»»

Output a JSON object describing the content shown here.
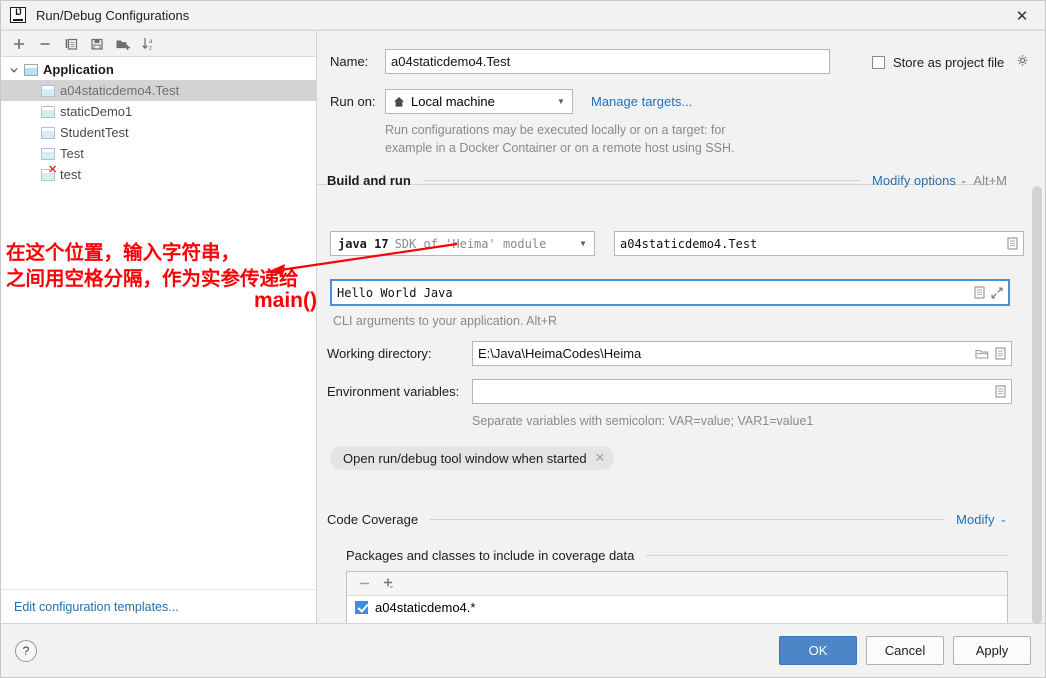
{
  "window": {
    "title": "Run/Debug Configurations",
    "logo_text": "IJ",
    "close_label": "✕"
  },
  "left_pane": {
    "toolbar": [
      {
        "name": "add-configuration",
        "icon": "plus-icon"
      },
      {
        "name": "remove-configuration",
        "icon": "minus-icon"
      },
      {
        "name": "copy-configuration",
        "icon": "copy-icon"
      },
      {
        "name": "save-configuration",
        "icon": "save-icon"
      },
      {
        "name": "move-into-folder",
        "icon": "folder-add-icon"
      },
      {
        "name": "sort-configurations",
        "icon": "sort-alpha-icon"
      }
    ],
    "tree": {
      "group_label": "Application",
      "items": [
        {
          "label": "a04staticdemo4.Test",
          "selected": true,
          "error": false
        },
        {
          "label": "staticDemo1",
          "selected": false,
          "error": false
        },
        {
          "label": "StudentTest",
          "selected": false,
          "error": false
        },
        {
          "label": "Test",
          "selected": false,
          "error": false
        },
        {
          "label": "test",
          "selected": false,
          "error": true
        }
      ]
    },
    "edit_templates_link": "Edit configuration templates..."
  },
  "form": {
    "name_label": "Name:",
    "name_value": "a04staticdemo4.Test",
    "store_as_project_file_label": "Store as project file",
    "store_as_project_file_checked": false,
    "run_on_label": "Run on:",
    "run_on_value": "Local machine",
    "manage_targets_link": "Manage targets...",
    "run_on_hint_line1": "Run configurations may be executed locally or on a target: for",
    "run_on_hint_line2": "example in a Docker Container or on a remote host using SSH.",
    "build_and_run": {
      "section_title": "Build and run",
      "modify_options_link": "Modify options",
      "modify_options_shortcut": "Alt+M",
      "jdk_value_bold": "java 17",
      "jdk_value_rest": "SDK of 'Heima' module",
      "main_class_value": "a04staticdemo4.Test",
      "cli_args_value": "Hello World Java",
      "cli_args_hint": "CLI arguments to your application. Alt+R"
    },
    "working_directory_label": "Working directory:",
    "working_directory_value": "E:\\Java\\HeimaCodes\\Heima",
    "environment_variables_label": "Environment variables:",
    "environment_variables_value": "",
    "environment_hint": "Separate variables with semicolon: VAR=value; VAR1=value1",
    "open_tool_window_chip": "Open run/debug tool window when started",
    "code_coverage": {
      "section_title": "Code Coverage",
      "modify_link": "Modify",
      "subsection_title": "Packages and classes to include in coverage data",
      "entries": [
        {
          "label": "a04staticdemo4.*",
          "checked": true
        }
      ]
    }
  },
  "buttons": {
    "help": "?",
    "ok": "OK",
    "cancel": "Cancel",
    "apply": "Apply"
  },
  "annotation": {
    "line1": "在这个位置，输入字符串，",
    "line2": "之间用空格分隔，作为实参传递给",
    "line3": "main()",
    "color": "#fb0007"
  }
}
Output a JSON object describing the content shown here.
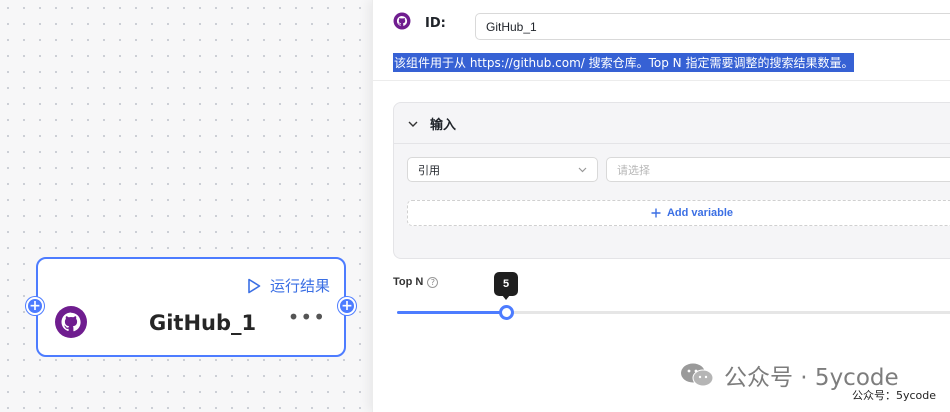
{
  "node": {
    "run_label": "运行结果",
    "title": "GitHub_1",
    "more": "•••"
  },
  "panel": {
    "id_label": "ID:",
    "id_value": "GitHub_1",
    "description": "该组件用于从 https://github.com/ 搜索仓库。Top N 指定需要调整的搜索结果数量。",
    "input_section": {
      "title": "输入",
      "select_value": "引用",
      "select_placeholder": "请选择",
      "add_variable": "Add variable"
    },
    "top_n": {
      "label": "Top N",
      "value": "5",
      "slider_fraction": 0.195
    }
  },
  "watermark": {
    "big": "公众号 · 5ycode",
    "small": "公众号：5ycode"
  },
  "colors": {
    "accent": "#4d7cff",
    "github_purple": "#6f1d8f",
    "selection": "#3661d4"
  }
}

««

Task:
Copy the records above exactly, leaving out every picture.

Written solution:
Output a JSON object describing the content shown here.
{
  "window": {
    "title": "Run/Debug Configurations",
    "logo_text": "IJ",
    "close_label": "✕"
  },
  "left_pane": {
    "toolbar": [
      {
        "name": "add-configuration",
        "icon": "plus-icon"
      },
      {
        "name": "remove-configuration",
        "icon": "minus-icon"
      },
      {
        "name": "copy-configuration",
        "icon": "copy-icon"
      },
      {
        "name": "save-configuration",
        "icon": "save-icon"
      },
      {
        "name": "move-into-folder",
        "icon": "folder-add-icon"
      },
      {
        "name": "sort-configurations",
        "icon": "sort-alpha-icon"
      }
    ],
    "tree": {
      "group_label": "Application",
      "items": [
        {
          "label": "a04staticdemo4.Test",
          "selected": true,
          "error": false
        },
        {
          "label": "staticDemo1",
          "selected": false,
          "error": false
        },
        {
          "label": "StudentTest",
          "selected": false,
          "error": false
        },
        {
          "label": "Test",
          "selected": false,
          "error": false
        },
        {
          "label": "test",
          "selected": false,
          "error": true
        }
      ]
    },
    "edit_templates_link": "Edit configuration templates..."
  },
  "form": {
    "name_label": "Name:",
    "name_value": "a04staticdemo4.Test",
    "store_as_project_file_label": "Store as project file",
    "store_as_project_file_checked": false,
    "run_on_label": "Run on:",
    "run_on_value": "Local machine",
    "manage_targets_link": "Manage targets...",
    "run_on_hint_line1": "Run configurations may be executed locally or on a target: for",
    "run_on_hint_line2": "example in a Docker Container or on a remote host using SSH.",
    "build_and_run": {
      "section_title": "Build and run",
      "modify_options_link": "Modify options",
      "modify_options_shortcut": "Alt+M",
      "jdk_value_bold": "java 17",
      "jdk_value_rest": "SDK of 'Heima' module",
      "main_class_value": "a04staticdemo4.Test",
      "cli_args_value": "Hello World Java",
      "cli_args_hint": "CLI arguments to your application. Alt+R"
    },
    "working_directory_label": "Working directory:",
    "working_directory_value": "E:\\Java\\HeimaCodes\\Heima",
    "environment_variables_label": "Environment variables:",
    "environment_variables_value": "",
    "environment_hint": "Separate variables with semicolon: VAR=value; VAR1=value1",
    "open_tool_window_chip": "Open run/debug tool window when started",
    "code_coverage": {
      "section_title": "Code Coverage",
      "modify_link": "Modify",
      "subsection_title": "Packages and classes to include in coverage data",
      "entries": [
        {
          "label": "a04staticdemo4.*",
          "checked": true
        }
      ]
    }
  },
  "buttons": {
    "help": "?",
    "ok": "OK",
    "cancel": "Cancel",
    "apply": "Apply"
  },
  "annotation": {
    "line1": "在这个位置，输入字符串，",
    "line2": "之间用空格分隔，作为实参传递给",
    "line3": "main()",
    "color": "#fb0007"
  }
}
Output a JSON object describing the content shown here.
{
  "node": {
    "run_label": "运行结果",
    "title": "GitHub_1",
    "more": "•••"
  },
  "panel": {
    "id_label": "ID:",
    "id_value": "GitHub_1",
    "description": "该组件用于从 https://github.com/ 搜索仓库。Top N 指定需要调整的搜索结果数量。",
    "input_section": {
      "title": "输入",
      "select_value": "引用",
      "select_placeholder": "请选择",
      "add_variable": "Add variable"
    },
    "top_n": {
      "label": "Top N",
      "value": "5",
      "slider_fraction": 0.195
    }
  },
  "watermark": {
    "big": "公众号 · 5ycode",
    "small": "公众号：5ycode"
  },
  "colors": {
    "accent": "#4d7cff",
    "github_purple": "#6f1d8f",
    "selection": "#3661d4"
  }
}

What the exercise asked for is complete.